▶ Source material
····················
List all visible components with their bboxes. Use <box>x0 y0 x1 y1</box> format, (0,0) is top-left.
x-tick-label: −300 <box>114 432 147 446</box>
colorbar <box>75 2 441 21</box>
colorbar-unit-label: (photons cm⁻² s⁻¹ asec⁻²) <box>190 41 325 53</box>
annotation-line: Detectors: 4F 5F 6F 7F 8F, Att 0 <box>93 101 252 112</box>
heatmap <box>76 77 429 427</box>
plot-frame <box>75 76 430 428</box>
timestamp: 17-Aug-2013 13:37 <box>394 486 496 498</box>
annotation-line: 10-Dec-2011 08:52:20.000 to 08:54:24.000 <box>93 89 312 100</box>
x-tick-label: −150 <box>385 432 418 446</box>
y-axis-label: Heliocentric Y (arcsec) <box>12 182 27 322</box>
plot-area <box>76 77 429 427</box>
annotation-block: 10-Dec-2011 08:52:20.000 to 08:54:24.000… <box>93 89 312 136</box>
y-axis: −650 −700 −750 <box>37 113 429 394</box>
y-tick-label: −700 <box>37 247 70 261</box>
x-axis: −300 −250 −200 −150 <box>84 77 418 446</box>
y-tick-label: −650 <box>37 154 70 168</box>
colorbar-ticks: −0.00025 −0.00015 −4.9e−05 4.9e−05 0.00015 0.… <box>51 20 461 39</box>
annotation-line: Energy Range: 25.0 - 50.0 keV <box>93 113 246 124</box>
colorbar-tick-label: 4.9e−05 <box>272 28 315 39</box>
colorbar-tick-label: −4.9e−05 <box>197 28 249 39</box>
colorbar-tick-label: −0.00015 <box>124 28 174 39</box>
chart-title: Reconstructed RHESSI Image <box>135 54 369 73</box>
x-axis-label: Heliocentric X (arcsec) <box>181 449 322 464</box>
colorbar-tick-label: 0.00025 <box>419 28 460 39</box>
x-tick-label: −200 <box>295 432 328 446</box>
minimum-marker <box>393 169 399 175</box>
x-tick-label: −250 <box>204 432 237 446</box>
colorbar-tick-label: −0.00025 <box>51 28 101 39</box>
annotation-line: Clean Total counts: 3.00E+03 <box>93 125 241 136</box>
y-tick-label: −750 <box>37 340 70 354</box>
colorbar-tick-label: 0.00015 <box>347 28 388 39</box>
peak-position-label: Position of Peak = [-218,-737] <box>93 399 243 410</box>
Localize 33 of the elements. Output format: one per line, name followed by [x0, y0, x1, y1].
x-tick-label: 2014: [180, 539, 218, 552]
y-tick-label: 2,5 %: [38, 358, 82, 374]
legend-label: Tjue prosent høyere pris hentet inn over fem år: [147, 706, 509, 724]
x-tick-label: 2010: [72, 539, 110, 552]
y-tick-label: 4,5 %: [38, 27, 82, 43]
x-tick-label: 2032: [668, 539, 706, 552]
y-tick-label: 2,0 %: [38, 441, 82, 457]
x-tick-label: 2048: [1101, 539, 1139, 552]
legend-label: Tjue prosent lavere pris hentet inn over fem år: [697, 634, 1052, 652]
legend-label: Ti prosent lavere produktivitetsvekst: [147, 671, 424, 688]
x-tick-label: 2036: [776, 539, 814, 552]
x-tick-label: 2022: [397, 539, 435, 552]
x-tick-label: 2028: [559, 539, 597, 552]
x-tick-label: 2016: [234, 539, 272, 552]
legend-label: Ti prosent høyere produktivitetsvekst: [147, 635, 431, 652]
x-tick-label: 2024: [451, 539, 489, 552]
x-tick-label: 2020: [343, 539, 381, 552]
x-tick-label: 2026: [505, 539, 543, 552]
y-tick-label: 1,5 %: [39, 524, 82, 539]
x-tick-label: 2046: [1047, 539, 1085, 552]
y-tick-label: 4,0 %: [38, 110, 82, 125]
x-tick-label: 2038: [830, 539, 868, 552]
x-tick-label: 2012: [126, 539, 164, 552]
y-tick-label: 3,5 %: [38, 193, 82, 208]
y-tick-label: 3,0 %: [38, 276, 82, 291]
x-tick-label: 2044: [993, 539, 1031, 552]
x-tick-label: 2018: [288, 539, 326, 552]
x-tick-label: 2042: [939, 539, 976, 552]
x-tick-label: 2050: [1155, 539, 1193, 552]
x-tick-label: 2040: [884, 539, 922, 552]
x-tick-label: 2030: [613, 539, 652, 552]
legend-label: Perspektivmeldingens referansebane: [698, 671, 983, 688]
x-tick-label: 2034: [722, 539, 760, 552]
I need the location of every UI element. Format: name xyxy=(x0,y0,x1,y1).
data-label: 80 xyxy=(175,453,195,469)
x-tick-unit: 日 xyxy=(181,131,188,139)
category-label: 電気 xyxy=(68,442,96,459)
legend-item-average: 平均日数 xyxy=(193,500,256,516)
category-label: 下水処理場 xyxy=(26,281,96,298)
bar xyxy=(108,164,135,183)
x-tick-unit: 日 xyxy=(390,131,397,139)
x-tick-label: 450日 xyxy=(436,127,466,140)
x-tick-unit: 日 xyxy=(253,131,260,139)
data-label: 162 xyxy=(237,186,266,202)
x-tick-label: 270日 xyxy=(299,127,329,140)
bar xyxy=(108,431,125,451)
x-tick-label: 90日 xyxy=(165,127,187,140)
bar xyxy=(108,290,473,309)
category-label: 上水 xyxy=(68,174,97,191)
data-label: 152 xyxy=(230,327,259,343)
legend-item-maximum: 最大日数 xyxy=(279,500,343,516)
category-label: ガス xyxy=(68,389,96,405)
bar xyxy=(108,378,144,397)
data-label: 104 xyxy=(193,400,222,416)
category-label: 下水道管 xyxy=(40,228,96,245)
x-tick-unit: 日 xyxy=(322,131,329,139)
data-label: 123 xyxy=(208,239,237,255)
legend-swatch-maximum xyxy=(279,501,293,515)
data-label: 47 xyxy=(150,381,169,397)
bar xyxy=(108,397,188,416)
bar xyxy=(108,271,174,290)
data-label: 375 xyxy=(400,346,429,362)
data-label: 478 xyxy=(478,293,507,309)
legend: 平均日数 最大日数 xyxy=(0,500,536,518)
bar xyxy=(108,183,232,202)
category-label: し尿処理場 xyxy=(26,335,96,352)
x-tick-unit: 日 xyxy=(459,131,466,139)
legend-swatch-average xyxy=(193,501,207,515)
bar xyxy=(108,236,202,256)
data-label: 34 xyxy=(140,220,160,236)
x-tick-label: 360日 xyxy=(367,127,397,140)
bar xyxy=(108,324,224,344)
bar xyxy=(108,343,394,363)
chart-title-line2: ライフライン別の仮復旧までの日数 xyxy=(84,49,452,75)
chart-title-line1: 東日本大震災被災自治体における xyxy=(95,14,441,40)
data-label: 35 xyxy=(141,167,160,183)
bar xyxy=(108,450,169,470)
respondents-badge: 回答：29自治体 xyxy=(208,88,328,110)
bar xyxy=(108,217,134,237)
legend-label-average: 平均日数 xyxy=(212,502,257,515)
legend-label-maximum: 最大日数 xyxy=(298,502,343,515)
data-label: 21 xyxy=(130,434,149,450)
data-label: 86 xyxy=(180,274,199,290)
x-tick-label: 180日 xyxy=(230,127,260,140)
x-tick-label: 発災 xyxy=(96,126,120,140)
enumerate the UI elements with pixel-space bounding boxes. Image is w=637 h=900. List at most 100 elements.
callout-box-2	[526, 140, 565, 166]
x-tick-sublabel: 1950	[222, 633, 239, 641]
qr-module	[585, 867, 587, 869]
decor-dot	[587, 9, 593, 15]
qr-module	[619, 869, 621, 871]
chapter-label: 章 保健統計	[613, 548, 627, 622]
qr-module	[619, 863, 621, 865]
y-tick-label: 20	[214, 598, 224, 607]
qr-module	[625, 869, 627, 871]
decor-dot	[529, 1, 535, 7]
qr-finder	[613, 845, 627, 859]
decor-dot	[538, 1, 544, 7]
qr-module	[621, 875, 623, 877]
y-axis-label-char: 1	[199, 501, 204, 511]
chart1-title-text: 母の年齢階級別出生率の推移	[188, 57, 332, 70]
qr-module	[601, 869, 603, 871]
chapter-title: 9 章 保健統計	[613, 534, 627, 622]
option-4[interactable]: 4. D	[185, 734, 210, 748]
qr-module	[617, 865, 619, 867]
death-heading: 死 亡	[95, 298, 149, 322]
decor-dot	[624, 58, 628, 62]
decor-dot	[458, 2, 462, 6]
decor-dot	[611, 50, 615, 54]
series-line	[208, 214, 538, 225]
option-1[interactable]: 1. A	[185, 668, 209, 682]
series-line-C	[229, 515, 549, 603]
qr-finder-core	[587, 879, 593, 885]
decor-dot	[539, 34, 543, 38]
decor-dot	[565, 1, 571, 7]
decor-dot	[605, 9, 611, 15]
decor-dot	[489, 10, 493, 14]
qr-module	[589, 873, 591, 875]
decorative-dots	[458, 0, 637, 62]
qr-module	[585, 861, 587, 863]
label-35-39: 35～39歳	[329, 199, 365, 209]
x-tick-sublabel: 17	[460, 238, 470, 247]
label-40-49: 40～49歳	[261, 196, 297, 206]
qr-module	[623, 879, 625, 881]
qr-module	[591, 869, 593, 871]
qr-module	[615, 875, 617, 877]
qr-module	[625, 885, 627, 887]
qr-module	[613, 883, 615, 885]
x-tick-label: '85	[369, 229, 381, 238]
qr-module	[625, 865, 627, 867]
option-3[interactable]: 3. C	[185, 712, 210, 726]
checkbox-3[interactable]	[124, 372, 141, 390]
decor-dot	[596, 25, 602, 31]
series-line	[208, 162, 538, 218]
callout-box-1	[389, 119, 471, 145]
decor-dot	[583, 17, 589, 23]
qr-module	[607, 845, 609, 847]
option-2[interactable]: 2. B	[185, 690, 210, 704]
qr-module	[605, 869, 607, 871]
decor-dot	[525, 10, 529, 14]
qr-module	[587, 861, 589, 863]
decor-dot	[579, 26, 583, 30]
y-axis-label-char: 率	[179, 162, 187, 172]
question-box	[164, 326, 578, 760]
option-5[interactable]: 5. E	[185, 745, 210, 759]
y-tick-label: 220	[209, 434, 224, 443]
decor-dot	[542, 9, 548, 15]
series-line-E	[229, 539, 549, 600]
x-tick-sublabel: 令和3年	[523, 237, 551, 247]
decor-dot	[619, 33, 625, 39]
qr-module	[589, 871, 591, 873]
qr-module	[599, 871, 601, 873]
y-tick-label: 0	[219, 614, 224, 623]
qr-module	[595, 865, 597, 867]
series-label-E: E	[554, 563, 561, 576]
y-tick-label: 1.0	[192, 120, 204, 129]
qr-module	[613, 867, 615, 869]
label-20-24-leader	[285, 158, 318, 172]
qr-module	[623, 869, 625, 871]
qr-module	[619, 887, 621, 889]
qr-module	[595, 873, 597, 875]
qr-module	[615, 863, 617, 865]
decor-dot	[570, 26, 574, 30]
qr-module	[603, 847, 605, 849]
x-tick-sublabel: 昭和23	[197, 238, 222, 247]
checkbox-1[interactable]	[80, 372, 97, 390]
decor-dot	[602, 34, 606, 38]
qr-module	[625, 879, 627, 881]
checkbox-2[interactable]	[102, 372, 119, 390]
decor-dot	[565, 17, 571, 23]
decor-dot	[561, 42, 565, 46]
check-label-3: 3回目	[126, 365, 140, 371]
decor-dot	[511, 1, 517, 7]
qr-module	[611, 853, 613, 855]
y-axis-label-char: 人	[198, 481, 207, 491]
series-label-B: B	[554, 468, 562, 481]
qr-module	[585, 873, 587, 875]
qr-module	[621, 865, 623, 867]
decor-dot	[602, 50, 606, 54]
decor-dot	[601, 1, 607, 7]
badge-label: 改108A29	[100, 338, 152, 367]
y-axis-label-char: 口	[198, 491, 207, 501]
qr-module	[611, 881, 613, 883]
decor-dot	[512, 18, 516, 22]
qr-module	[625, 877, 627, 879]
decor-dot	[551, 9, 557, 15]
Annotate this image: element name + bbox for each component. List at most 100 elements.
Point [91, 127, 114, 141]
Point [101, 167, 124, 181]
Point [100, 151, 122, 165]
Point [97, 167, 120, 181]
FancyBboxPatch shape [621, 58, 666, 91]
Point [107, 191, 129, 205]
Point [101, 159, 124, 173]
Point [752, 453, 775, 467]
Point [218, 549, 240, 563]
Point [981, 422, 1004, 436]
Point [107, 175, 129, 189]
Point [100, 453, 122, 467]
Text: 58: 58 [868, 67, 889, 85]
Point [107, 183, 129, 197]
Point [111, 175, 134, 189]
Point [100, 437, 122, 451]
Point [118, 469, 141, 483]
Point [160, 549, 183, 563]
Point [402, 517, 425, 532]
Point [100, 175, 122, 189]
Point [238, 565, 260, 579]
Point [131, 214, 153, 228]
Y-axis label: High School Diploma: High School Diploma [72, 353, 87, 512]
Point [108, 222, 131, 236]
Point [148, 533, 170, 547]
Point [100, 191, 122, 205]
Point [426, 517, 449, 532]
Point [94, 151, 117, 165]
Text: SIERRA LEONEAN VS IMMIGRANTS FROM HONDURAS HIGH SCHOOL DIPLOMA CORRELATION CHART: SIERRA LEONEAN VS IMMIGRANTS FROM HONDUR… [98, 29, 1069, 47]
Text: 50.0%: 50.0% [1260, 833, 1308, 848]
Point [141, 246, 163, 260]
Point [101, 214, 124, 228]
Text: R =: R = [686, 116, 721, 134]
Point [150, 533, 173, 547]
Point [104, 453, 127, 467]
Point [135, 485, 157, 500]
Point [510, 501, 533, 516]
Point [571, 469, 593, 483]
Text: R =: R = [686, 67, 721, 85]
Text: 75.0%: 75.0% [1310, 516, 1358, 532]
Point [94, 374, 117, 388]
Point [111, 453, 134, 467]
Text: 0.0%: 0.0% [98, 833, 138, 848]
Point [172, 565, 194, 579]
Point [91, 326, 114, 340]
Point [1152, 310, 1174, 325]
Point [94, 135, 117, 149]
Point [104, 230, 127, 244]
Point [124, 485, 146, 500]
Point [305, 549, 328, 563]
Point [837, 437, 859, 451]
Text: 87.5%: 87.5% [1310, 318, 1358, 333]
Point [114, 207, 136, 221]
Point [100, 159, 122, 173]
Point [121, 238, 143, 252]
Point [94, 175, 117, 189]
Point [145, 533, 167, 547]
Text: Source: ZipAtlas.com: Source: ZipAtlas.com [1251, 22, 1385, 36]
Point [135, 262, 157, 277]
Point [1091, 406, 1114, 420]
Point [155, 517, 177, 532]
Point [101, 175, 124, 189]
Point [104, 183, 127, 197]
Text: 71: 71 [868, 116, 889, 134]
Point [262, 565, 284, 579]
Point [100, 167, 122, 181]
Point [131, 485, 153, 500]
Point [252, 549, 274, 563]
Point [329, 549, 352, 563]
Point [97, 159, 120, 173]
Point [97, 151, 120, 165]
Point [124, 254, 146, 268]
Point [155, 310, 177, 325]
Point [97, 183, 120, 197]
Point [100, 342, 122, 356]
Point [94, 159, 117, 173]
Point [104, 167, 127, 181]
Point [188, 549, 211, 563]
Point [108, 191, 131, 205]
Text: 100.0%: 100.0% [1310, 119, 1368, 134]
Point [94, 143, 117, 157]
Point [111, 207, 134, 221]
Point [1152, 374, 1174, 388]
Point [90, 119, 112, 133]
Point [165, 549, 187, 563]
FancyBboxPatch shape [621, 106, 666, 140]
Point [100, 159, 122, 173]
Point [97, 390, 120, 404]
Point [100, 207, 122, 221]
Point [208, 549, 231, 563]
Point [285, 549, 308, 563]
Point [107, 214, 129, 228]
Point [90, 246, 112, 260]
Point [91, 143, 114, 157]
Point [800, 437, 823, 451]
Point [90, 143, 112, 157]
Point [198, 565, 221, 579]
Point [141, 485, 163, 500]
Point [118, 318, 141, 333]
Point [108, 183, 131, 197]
····················
Put the lines of the records, starting at the very beginning and ending with the line that contains "timestamp: 17-Aug-2013 13:37", into a JSON list of strings with one string per line and blank lines left out. Include both of those end lines.

[
  "List all visible components with their bboxes. Use <box>x0 y0 x1 y1</box> format, (0,0) is top-left.",
  "x-tick-label: −300 <box>114 432 147 446</box>",
  "colorbar <box>75 2 441 21</box>",
  "colorbar-unit-label: (photons cm⁻² s⁻¹ asec⁻²) <box>190 41 325 53</box>",
  "annotation-line: Detectors: 4F 5F 6F 7F 8F, Att 0 <box>93 101 252 112</box>",
  "heatmap <box>76 77 429 427</box>",
  "plot-frame <box>75 76 430 428</box>",
  "timestamp: 17-Aug-2013 13:37 <box>394 486 496 498</box>"
]